##### LISTED RECORDS #####
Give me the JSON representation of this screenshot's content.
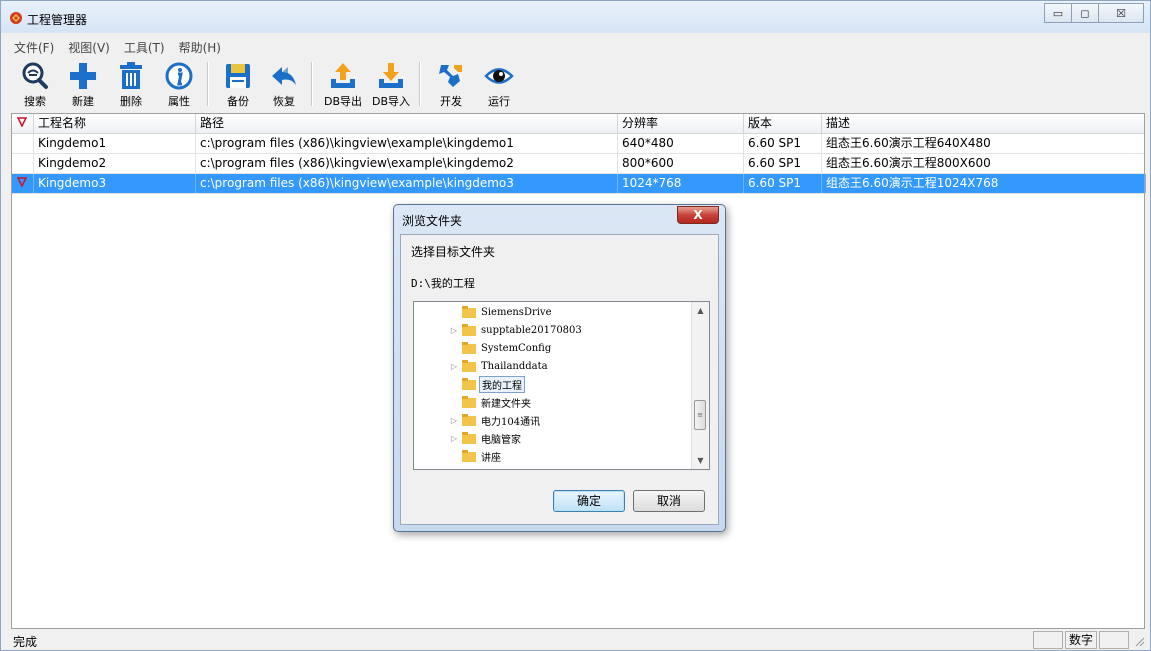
{
  "window": {
    "title": "工程管理器",
    "controls": {
      "minimize": "▭",
      "maximize": "◻",
      "close": "☒"
    }
  },
  "menu": [
    "文件(F)",
    "视图(V)",
    "工具(T)",
    "帮助(H)"
  ],
  "toolbar": {
    "search": "搜索",
    "new": "新建",
    "delete": "删除",
    "properties": "属性",
    "backup": "备份",
    "restore": "恢复",
    "db_export": "DB导出",
    "db_import": "DB导入",
    "develop": "开发",
    "run": "运行"
  },
  "table": {
    "headers": [
      "工程名称",
      "路径",
      "分辨率",
      "版本",
      "描述"
    ],
    "rows": [
      [
        "Kingdemo1",
        "c:\\program files (x86)\\kingview\\example\\kingdemo1",
        "640*480",
        "6.60 SP1",
        "组态王6.60演示工程640X480"
      ],
      [
        "Kingdemo2",
        "c:\\program files (x86)\\kingview\\example\\kingdemo2",
        "800*600",
        "6.60 SP1",
        "组态王6.60演示工程800X600"
      ],
      [
        "Kingdemo3",
        "c:\\program files (x86)\\kingview\\example\\kingdemo3",
        "1024*768",
        "6.60 SP1",
        "组态王6.60演示工程1024X768"
      ]
    ],
    "selected_row": 2
  },
  "status": {
    "text": "完成",
    "num_indicator": "数字"
  },
  "dialog": {
    "title": "浏览文件夹",
    "close": "X",
    "prompt": "选择目标文件夹",
    "path": "D:\\我的工程",
    "folders": [
      {
        "name": "SiemensDrive",
        "expandable": false
      },
      {
        "name": "supptable20170803",
        "expandable": true
      },
      {
        "name": "SystemConfig",
        "expandable": false
      },
      {
        "name": "Thailanddata",
        "expandable": true
      },
      {
        "name": "我的工程",
        "expandable": false,
        "selected": true
      },
      {
        "name": "新建文件夹",
        "expandable": false
      },
      {
        "name": "电力104通讯",
        "expandable": true
      },
      {
        "name": "电脑管家",
        "expandable": true
      },
      {
        "name": "讲座",
        "expandable": false
      }
    ],
    "ok": "确定",
    "cancel": "取消"
  },
  "colors": {
    "selection": "#3399ff",
    "flag": "#d0102a",
    "accent_blue": "#1b6fc8",
    "folder": "#f2c44a"
  }
}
#####
DIRECTION :: Leave out the pictures and output the rest of the material exactly as written.

TASK RESPONSE ::
Give me the JSON representation of this screenshot's content.
{
  "window": {
    "title": "工程管理器",
    "controls": {
      "minimize": "▭",
      "maximize": "◻",
      "close": "☒"
    }
  },
  "menu": [
    "文件(F)",
    "视图(V)",
    "工具(T)",
    "帮助(H)"
  ],
  "toolbar": {
    "search": "搜索",
    "new": "新建",
    "delete": "删除",
    "properties": "属性",
    "backup": "备份",
    "restore": "恢复",
    "db_export": "DB导出",
    "db_import": "DB导入",
    "develop": "开发",
    "run": "运行"
  },
  "table": {
    "headers": [
      "工程名称",
      "路径",
      "分辨率",
      "版本",
      "描述"
    ],
    "rows": [
      [
        "Kingdemo1",
        "c:\\program files (x86)\\kingview\\example\\kingdemo1",
        "640*480",
        "6.60 SP1",
        "组态王6.60演示工程640X480"
      ],
      [
        "Kingdemo2",
        "c:\\program files (x86)\\kingview\\example\\kingdemo2",
        "800*600",
        "6.60 SP1",
        "组态王6.60演示工程800X600"
      ],
      [
        "Kingdemo3",
        "c:\\program files (x86)\\kingview\\example\\kingdemo3",
        "1024*768",
        "6.60 SP1",
        "组态王6.60演示工程1024X768"
      ]
    ],
    "selected_row": 2
  },
  "status": {
    "text": "完成",
    "num_indicator": "数字"
  },
  "dialog": {
    "title": "浏览文件夹",
    "close": "X",
    "prompt": "选择目标文件夹",
    "path": "D:\\我的工程",
    "folders": [
      {
        "name": "SiemensDrive",
        "expandable": false
      },
      {
        "name": "supptable20170803",
        "expandable": true
      },
      {
        "name": "SystemConfig",
        "expandable": false
      },
      {
        "name": "Thailanddata",
        "expandable": true
      },
      {
        "name": "我的工程",
        "expandable": false,
        "selected": true
      },
      {
        "name": "新建文件夹",
        "expandable": false
      },
      {
        "name": "电力104通讯",
        "expandable": true
      },
      {
        "name": "电脑管家",
        "expandable": true
      },
      {
        "name": "讲座",
        "expandable": false
      }
    ],
    "ok": "确定",
    "cancel": "取消"
  },
  "colors": {
    "selection": "#3399ff",
    "flag": "#d0102a",
    "accent_blue": "#1b6fc8",
    "folder": "#f2c44a"
  }
}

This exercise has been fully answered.